>> begin Entries provided

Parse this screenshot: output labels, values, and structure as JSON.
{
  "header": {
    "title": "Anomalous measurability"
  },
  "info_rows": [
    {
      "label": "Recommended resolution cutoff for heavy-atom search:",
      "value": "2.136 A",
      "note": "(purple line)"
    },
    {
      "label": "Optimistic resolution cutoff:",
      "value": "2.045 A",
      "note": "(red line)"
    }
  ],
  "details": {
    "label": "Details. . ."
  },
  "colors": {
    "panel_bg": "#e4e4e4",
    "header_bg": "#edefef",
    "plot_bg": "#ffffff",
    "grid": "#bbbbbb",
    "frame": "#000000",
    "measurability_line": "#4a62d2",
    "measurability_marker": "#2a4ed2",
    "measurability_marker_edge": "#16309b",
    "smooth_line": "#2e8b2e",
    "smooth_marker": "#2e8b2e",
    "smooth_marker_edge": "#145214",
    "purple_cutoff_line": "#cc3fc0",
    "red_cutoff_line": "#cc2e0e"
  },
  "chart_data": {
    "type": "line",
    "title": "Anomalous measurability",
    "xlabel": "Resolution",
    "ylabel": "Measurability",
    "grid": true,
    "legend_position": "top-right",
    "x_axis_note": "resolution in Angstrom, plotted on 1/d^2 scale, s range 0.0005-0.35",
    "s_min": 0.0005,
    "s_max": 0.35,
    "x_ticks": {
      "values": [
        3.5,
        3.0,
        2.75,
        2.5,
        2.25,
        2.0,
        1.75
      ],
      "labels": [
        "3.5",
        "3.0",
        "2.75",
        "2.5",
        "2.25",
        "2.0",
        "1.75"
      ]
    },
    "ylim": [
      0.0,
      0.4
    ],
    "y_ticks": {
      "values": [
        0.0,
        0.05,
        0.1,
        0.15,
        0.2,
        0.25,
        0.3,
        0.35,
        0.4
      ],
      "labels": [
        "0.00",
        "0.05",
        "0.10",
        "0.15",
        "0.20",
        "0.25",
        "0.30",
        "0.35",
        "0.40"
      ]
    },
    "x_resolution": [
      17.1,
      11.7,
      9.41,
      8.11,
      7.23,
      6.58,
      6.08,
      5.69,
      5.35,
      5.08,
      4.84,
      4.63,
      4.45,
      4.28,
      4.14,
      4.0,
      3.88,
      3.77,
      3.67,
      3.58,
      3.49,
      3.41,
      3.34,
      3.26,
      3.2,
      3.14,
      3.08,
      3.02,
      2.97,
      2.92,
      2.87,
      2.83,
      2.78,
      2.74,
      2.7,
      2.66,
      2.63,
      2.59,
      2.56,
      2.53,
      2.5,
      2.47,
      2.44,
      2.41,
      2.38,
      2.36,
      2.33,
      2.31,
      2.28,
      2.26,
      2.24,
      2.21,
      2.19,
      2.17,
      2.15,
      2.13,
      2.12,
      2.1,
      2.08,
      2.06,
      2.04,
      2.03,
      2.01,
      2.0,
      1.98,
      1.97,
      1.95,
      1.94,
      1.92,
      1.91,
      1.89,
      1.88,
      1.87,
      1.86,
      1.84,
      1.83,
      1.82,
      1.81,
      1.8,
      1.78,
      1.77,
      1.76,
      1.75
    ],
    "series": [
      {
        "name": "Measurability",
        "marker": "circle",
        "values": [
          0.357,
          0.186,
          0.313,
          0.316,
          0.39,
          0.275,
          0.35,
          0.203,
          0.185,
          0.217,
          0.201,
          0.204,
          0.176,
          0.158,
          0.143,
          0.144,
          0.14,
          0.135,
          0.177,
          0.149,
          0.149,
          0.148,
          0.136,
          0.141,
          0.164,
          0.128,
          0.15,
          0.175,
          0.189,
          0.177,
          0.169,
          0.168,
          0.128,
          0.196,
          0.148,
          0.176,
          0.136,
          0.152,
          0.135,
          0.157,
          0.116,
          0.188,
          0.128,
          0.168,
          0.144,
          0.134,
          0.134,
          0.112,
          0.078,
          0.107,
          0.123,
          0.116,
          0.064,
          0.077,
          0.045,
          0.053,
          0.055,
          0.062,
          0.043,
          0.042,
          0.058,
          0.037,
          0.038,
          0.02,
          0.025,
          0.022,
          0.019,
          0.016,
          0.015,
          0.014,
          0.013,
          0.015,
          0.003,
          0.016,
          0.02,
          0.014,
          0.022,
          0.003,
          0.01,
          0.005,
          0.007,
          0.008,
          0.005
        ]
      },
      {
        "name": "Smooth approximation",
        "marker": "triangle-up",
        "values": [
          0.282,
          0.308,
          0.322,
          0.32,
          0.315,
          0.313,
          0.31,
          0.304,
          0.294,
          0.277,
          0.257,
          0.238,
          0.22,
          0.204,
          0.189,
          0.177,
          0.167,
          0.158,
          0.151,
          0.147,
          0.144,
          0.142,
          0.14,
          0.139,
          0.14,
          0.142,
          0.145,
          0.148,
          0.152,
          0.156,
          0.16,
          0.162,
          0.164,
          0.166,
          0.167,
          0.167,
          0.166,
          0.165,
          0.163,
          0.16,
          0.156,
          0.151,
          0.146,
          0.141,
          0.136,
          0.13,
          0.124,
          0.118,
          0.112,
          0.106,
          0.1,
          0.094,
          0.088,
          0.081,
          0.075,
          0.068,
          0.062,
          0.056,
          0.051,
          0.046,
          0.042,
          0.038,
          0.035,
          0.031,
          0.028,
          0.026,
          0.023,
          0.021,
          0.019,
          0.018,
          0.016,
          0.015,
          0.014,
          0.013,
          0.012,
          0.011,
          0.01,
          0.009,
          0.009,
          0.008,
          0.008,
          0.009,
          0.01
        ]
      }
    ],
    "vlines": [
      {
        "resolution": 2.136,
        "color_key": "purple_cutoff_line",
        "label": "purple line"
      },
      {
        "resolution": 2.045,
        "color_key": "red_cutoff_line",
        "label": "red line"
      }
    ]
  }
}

>> end Entries provided

> **Task goal**
Reproduce the listing above verbatim, from first line to last.

> **Solution**
Parse this screenshot: output labels, values, and structure as JSON.
{
  "header": {
    "title": "Anomalous measurability"
  },
  "info_rows": [
    {
      "label": "Recommended resolution cutoff for heavy-atom search:",
      "value": "2.136 A",
      "note": "(purple line)"
    },
    {
      "label": "Optimistic resolution cutoff:",
      "value": "2.045 A",
      "note": "(red line)"
    }
  ],
  "details": {
    "label": "Details. . ."
  },
  "colors": {
    "panel_bg": "#e4e4e4",
    "header_bg": "#edefef",
    "plot_bg": "#ffffff",
    "grid": "#bbbbbb",
    "frame": "#000000",
    "measurability_line": "#4a62d2",
    "measurability_marker": "#2a4ed2",
    "measurability_marker_edge": "#16309b",
    "smooth_line": "#2e8b2e",
    "smooth_marker": "#2e8b2e",
    "smooth_marker_edge": "#145214",
    "purple_cutoff_line": "#cc3fc0",
    "red_cutoff_line": "#cc2e0e"
  },
  "chart_data": {
    "type": "line",
    "title": "Anomalous measurability",
    "xlabel": "Resolution",
    "ylabel": "Measurability",
    "grid": true,
    "legend_position": "top-right",
    "x_axis_note": "resolution in Angstrom, plotted on 1/d^2 scale, s range 0.0005-0.35",
    "s_min": 0.0005,
    "s_max": 0.35,
    "x_ticks": {
      "values": [
        3.5,
        3.0,
        2.75,
        2.5,
        2.25,
        2.0,
        1.75
      ],
      "labels": [
        "3.5",
        "3.0",
        "2.75",
        "2.5",
        "2.25",
        "2.0",
        "1.75"
      ]
    },
    "ylim": [
      0.0,
      0.4
    ],
    "y_ticks": {
      "values": [
        0.0,
        0.05,
        0.1,
        0.15,
        0.2,
        0.25,
        0.3,
        0.35,
        0.4
      ],
      "labels": [
        "0.00",
        "0.05",
        "0.10",
        "0.15",
        "0.20",
        "0.25",
        "0.30",
        "0.35",
        "0.40"
      ]
    },
    "x_resolution": [
      17.1,
      11.7,
      9.41,
      8.11,
      7.23,
      6.58,
      6.08,
      5.69,
      5.35,
      5.08,
      4.84,
      4.63,
      4.45,
      4.28,
      4.14,
      4.0,
      3.88,
      3.77,
      3.67,
      3.58,
      3.49,
      3.41,
      3.34,
      3.26,
      3.2,
      3.14,
      3.08,
      3.02,
      2.97,
      2.92,
      2.87,
      2.83,
      2.78,
      2.74,
      2.7,
      2.66,
      2.63,
      2.59,
      2.56,
      2.53,
      2.5,
      2.47,
      2.44,
      2.41,
      2.38,
      2.36,
      2.33,
      2.31,
      2.28,
      2.26,
      2.24,
      2.21,
      2.19,
      2.17,
      2.15,
      2.13,
      2.12,
      2.1,
      2.08,
      2.06,
      2.04,
      2.03,
      2.01,
      2.0,
      1.98,
      1.97,
      1.95,
      1.94,
      1.92,
      1.91,
      1.89,
      1.88,
      1.87,
      1.86,
      1.84,
      1.83,
      1.82,
      1.81,
      1.8,
      1.78,
      1.77,
      1.76,
      1.75
    ],
    "series": [
      {
        "name": "Measurability",
        "marker": "circle",
        "values": [
          0.357,
          0.186,
          0.313,
          0.316,
          0.39,
          0.275,
          0.35,
          0.203,
          0.185,
          0.217,
          0.201,
          0.204,
          0.176,
          0.158,
          0.143,
          0.144,
          0.14,
          0.135,
          0.177,
          0.149,
          0.149,
          0.148,
          0.136,
          0.141,
          0.164,
          0.128,
          0.15,
          0.175,
          0.189,
          0.177,
          0.169,
          0.168,
          0.128,
          0.196,
          0.148,
          0.176,
          0.136,
          0.152,
          0.135,
          0.157,
          0.116,
          0.188,
          0.128,
          0.168,
          0.144,
          0.134,
          0.134,
          0.112,
          0.078,
          0.107,
          0.123,
          0.116,
          0.064,
          0.077,
          0.045,
          0.053,
          0.055,
          0.062,
          0.043,
          0.042,
          0.058,
          0.037,
          0.038,
          0.02,
          0.025,
          0.022,
          0.019,
          0.016,
          0.015,
          0.014,
          0.013,
          0.015,
          0.003,
          0.016,
          0.02,
          0.014,
          0.022,
          0.003,
          0.01,
          0.005,
          0.007,
          0.008,
          0.005
        ]
      },
      {
        "name": "Smooth approximation",
        "marker": "triangle-up",
        "values": [
          0.282,
          0.308,
          0.322,
          0.32,
          0.315,
          0.313,
          0.31,
          0.304,
          0.294,
          0.277,
          0.257,
          0.238,
          0.22,
          0.204,
          0.189,
          0.177,
          0.167,
          0.158,
          0.151,
          0.147,
          0.144,
          0.142,
          0.14,
          0.139,
          0.14,
          0.142,
          0.145,
          0.148,
          0.152,
          0.156,
          0.16,
          0.162,
          0.164,
          0.166,
          0.167,
          0.167,
          0.166,
          0.165,
          0.163,
          0.16,
          0.156,
          0.151,
          0.146,
          0.141,
          0.136,
          0.13,
          0.124,
          0.118,
          0.112,
          0.106,
          0.1,
          0.094,
          0.088,
          0.081,
          0.075,
          0.068,
          0.062,
          0.056,
          0.051,
          0.046,
          0.042,
          0.038,
          0.035,
          0.031,
          0.028,
          0.026,
          0.023,
          0.021,
          0.019,
          0.018,
          0.016,
          0.015,
          0.014,
          0.013,
          0.012,
          0.011,
          0.01,
          0.009,
          0.009,
          0.008,
          0.008,
          0.009,
          0.01
        ]
      }
    ],
    "vlines": [
      {
        "resolution": 2.136,
        "color_key": "purple_cutoff_line",
        "label": "purple line"
      },
      {
        "resolution": 2.045,
        "color_key": "red_cutoff_line",
        "label": "red line"
      }
    ]
  }
}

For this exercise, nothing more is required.